* Begin *
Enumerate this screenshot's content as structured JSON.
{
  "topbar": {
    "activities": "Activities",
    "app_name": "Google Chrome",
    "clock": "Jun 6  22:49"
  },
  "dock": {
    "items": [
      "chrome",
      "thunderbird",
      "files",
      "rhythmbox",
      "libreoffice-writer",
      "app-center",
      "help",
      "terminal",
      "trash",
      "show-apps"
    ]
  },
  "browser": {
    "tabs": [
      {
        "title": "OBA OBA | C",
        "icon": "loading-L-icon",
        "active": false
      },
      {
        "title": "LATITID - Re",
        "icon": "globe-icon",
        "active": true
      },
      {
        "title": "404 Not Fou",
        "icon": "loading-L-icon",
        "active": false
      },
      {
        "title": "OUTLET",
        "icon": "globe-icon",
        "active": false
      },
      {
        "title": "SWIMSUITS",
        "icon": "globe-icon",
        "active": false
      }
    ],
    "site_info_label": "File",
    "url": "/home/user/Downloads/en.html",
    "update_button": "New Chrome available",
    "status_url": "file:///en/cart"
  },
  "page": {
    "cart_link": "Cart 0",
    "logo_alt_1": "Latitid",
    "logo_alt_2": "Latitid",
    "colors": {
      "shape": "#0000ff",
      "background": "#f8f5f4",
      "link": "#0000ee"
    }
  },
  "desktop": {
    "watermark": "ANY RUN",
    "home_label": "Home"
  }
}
* End *
STATED TASK:
Retype the data exactly as given.

THE REPLY:
Enumerate this screenshot's content as structured JSON.
{
  "topbar": {
    "activities": "Activities",
    "app_name": "Google Chrome",
    "clock": "Jun 6  22:49"
  },
  "dock": {
    "items": [
      "chrome",
      "thunderbird",
      "files",
      "rhythmbox",
      "libreoffice-writer",
      "app-center",
      "help",
      "terminal",
      "trash",
      "show-apps"
    ]
  },
  "browser": {
    "tabs": [
      {
        "title": "OBA OBA | C",
        "icon": "loading-L-icon",
        "active": false
      },
      {
        "title": "LATITID - Re",
        "icon": "globe-icon",
        "active": true
      },
      {
        "title": "404 Not Fou",
        "icon": "loading-L-icon",
        "active": false
      },
      {
        "title": "OUTLET",
        "icon": "globe-icon",
        "active": false
      },
      {
        "title": "SWIMSUITS",
        "icon": "globe-icon",
        "active": false
      }
    ],
    "site_info_label": "File",
    "url": "/home/user/Downloads/en.html",
    "update_button": "New Chrome available",
    "status_url": "file:///en/cart"
  },
  "page": {
    "cart_link": "Cart 0",
    "logo_alt_1": "Latitid",
    "logo_alt_2": "Latitid",
    "colors": {
      "shape": "#0000ff",
      "background": "#f8f5f4",
      "link": "#0000ee"
    }
  },
  "desktop": {
    "watermark": "ANY RUN",
    "home_label": "Home"
  }
}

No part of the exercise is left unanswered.